In full and without deviation, write out the entries that follow.

# [ENTRIES PROVIDED]
################
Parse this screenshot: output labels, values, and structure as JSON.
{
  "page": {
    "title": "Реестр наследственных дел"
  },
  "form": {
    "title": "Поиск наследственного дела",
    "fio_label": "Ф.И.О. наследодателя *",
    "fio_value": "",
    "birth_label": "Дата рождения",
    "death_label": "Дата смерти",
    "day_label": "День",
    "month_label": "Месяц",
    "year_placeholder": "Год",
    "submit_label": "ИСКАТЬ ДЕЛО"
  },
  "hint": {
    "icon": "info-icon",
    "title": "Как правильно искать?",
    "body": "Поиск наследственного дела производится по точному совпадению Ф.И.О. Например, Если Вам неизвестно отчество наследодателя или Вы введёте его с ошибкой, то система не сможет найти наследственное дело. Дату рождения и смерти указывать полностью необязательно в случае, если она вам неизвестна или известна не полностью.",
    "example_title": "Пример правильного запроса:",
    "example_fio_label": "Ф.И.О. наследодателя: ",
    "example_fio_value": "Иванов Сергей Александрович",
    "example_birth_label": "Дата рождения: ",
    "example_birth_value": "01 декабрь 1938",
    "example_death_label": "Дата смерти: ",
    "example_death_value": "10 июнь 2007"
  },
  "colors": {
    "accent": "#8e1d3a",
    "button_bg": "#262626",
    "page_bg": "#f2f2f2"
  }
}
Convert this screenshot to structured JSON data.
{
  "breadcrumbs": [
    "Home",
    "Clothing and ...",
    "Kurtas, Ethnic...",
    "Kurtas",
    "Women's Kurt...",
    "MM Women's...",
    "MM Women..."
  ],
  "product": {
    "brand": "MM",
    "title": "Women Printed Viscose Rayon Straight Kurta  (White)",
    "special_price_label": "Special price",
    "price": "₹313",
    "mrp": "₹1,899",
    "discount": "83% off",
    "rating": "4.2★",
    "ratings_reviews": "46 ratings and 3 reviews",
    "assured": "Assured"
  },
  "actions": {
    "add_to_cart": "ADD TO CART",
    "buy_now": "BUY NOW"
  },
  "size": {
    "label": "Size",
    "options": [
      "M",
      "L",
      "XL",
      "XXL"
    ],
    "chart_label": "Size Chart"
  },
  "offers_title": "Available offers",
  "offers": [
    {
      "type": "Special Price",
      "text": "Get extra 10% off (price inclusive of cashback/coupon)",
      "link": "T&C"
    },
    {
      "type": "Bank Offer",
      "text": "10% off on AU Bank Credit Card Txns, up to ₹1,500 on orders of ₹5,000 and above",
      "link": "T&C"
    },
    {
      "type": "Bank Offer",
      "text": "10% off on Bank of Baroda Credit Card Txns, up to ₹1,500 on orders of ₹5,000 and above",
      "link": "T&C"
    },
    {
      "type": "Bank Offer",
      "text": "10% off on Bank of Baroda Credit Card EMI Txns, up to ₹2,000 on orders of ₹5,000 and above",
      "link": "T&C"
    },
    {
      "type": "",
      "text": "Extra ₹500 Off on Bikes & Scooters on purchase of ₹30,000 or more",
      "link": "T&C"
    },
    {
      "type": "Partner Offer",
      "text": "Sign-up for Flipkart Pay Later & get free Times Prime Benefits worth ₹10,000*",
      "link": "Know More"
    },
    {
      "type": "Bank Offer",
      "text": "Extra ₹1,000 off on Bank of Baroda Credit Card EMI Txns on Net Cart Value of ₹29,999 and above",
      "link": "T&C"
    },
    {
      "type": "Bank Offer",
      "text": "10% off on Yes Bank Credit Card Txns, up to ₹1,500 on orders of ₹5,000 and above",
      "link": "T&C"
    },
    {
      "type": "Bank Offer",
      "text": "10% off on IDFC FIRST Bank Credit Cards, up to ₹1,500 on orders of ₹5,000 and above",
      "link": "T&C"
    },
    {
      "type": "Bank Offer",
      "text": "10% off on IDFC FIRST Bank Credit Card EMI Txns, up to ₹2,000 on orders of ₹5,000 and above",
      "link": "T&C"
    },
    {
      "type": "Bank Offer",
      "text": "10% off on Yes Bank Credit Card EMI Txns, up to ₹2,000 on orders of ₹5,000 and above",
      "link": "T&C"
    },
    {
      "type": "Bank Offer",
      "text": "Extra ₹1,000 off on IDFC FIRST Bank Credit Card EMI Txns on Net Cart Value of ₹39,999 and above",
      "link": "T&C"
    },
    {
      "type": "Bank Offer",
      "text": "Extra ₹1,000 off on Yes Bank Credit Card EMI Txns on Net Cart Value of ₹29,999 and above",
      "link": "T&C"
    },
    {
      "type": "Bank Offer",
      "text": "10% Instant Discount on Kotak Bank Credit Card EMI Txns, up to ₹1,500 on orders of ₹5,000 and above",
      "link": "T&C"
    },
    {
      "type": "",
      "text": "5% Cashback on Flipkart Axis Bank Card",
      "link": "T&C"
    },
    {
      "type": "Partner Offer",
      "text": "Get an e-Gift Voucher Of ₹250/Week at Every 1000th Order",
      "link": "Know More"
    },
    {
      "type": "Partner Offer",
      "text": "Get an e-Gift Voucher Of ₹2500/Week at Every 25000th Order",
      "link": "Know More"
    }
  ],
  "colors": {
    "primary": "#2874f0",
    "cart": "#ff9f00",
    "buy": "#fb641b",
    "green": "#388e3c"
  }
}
################
# [FULL RESPONSE]
Parse this screenshot: output labels, values, and structure as JSON.
{
  "page": {
    "title": "Реестр наследственных дел"
  },
  "form": {
    "title": "Поиск наследственного дела",
    "fio_label": "Ф.И.О. наследодателя *",
    "fio_value": "",
    "birth_label": "Дата рождения",
    "death_label": "Дата смерти",
    "day_label": "День",
    "month_label": "Месяц",
    "year_placeholder": "Год",
    "submit_label": "ИСКАТЬ ДЕЛО"
  },
  "hint": {
    "icon": "info-icon",
    "title": "Как правильно искать?",
    "body": "Поиск наследственного дела производится по точному совпадению Ф.И.О. Например, Если Вам неизвестно отчество наследодателя или Вы введёте его с ошибкой, то система не сможет найти наследственное дело. Дату рождения и смерти указывать полностью необязательно в случае, если она вам неизвестна или известна не полностью.",
    "example_title": "Пример правильного запроса:",
    "example_fio_label": "Ф.И.О. наследодателя: ",
    "example_fio_value": "Иванов Сергей Александрович",
    "example_birth_label": "Дата рождения: ",
    "example_birth_value": "01 декабрь 1938",
    "example_death_label": "Дата смерти: ",
    "example_death_value": "10 июнь 2007"
  },
  "colors": {
    "accent": "#8e1d3a",
    "button_bg": "#262626",
    "page_bg": "#f2f2f2"
  }
}
Convert this screenshot to structured JSON data.
{
  "breadcrumbs": [
    "Home",
    "Clothing and ...",
    "Kurtas, Ethnic...",
    "Kurtas",
    "Women's Kurt...",
    "MM Women's...",
    "MM Women..."
  ],
  "product": {
    "brand": "MM",
    "title": "Women Printed Viscose Rayon Straight Kurta  (White)",
    "special_price_label": "Special price",
    "price": "₹313",
    "mrp": "₹1,899",
    "discount": "83% off",
    "rating": "4.2★",
    "ratings_reviews": "46 ratings and 3 reviews",
    "assured": "Assured"
  },
  "actions": {
    "add_to_cart": "ADD TO CART",
    "buy_now": "BUY NOW"
  },
  "size": {
    "label": "Size",
    "options": [
      "M",
      "L",
      "XL",
      "XXL"
    ],
    "chart_label": "Size Chart"
  },
  "offers_title": "Available offers",
  "offers": [
    {
      "type": "Special Price",
      "text": "Get extra 10% off (price inclusive of cashback/coupon)",
      "link": "T&C"
    },
    {
      "type": "Bank Offer",
      "text": "10% off on AU Bank Credit Card Txns, up to ₹1,500 on orders of ₹5,000 and above",
      "link": "T&C"
    },
    {
      "type": "Bank Offer",
      "text": "10% off on Bank of Baroda Credit Card Txns, up to ₹1,500 on orders of ₹5,000 and above",
      "link": "T&C"
    },
    {
      "type": "Bank Offer",
      "text": "10% off on Bank of Baroda Credit Card EMI Txns, up to ₹2,000 on orders of ₹5,000 and above",
      "link": "T&C"
    },
    {
      "type": "",
      "text": "Extra ₹500 Off on Bikes & Scooters on purchase of ₹30,000 or more",
      "link": "T&C"
    },
    {
      "type": "Partner Offer",
      "text": "Sign-up for Flipkart Pay Later & get free Times Prime Benefits worth ₹10,000*",
      "link": "Know More"
    },
    {
      "type": "Bank Offer",
      "text": "Extra ₹1,000 off on Bank of Baroda Credit Card EMI Txns on Net Cart Value of ₹29,999 and above",
      "link": "T&C"
    },
    {
      "type": "Bank Offer",
      "text": "10% off on Yes Bank Credit Card Txns, up to ₹1,500 on orders of ₹5,000 and above",
      "link": "T&C"
    },
    {
      "type": "Bank Offer",
      "text": "10% off on IDFC FIRST Bank Credit Cards, up to ₹1,500 on orders of ₹5,000 and above",
      "link": "T&C"
    },
    {
      "type": "Bank Offer",
      "text": "10% off on IDFC FIRST Bank Credit Card EMI Txns, up to ₹2,000 on orders of ₹5,000 and above",
      "link": "T&C"
    },
    {
      "type": "Bank Offer",
      "text": "10% off on Yes Bank Credit Card EMI Txns, up to ₹2,000 on orders of ₹5,000 and above",
      "link": "T&C"
    },
    {
      "type": "Bank Offer",
      "text": "Extra ₹1,000 off on IDFC FIRST Bank Credit Card EMI Txns on Net Cart Value of ₹39,999 and above",
      "link": "T&C"
    },
    {
      "type": "Bank Offer",
      "text": "Extra ₹1,000 off on Yes Bank Credit Card EMI Txns on Net Cart Value of ₹29,999 and above",
      "link": "T&C"
    },
    {
      "type": "Bank Offer",
      "text": "10% Instant Discount on Kotak Bank Credit Card EMI Txns, up to ₹1,500 on orders of ₹5,000 and above",
      "link": "T&C"
    },
    {
      "type": "",
      "text": "5% Cashback on Flipkart Axis Bank Card",
      "link": "T&C"
    },
    {
      "type": "Partner Offer",
      "text": "Get an e-Gift Voucher Of ₹250/Week at Every 1000th Order",
      "link": "Know More"
    },
    {
      "type": "Partner Offer",
      "text": "Get an e-Gift Voucher Of ₹2500/Week at Every 25000th Order",
      "link": "Know More"
    }
  ],
  "colors": {
    "primary": "#2874f0",
    "cart": "#ff9f00",
    "buy": "#fb641b",
    "green": "#388e3c"
  }
}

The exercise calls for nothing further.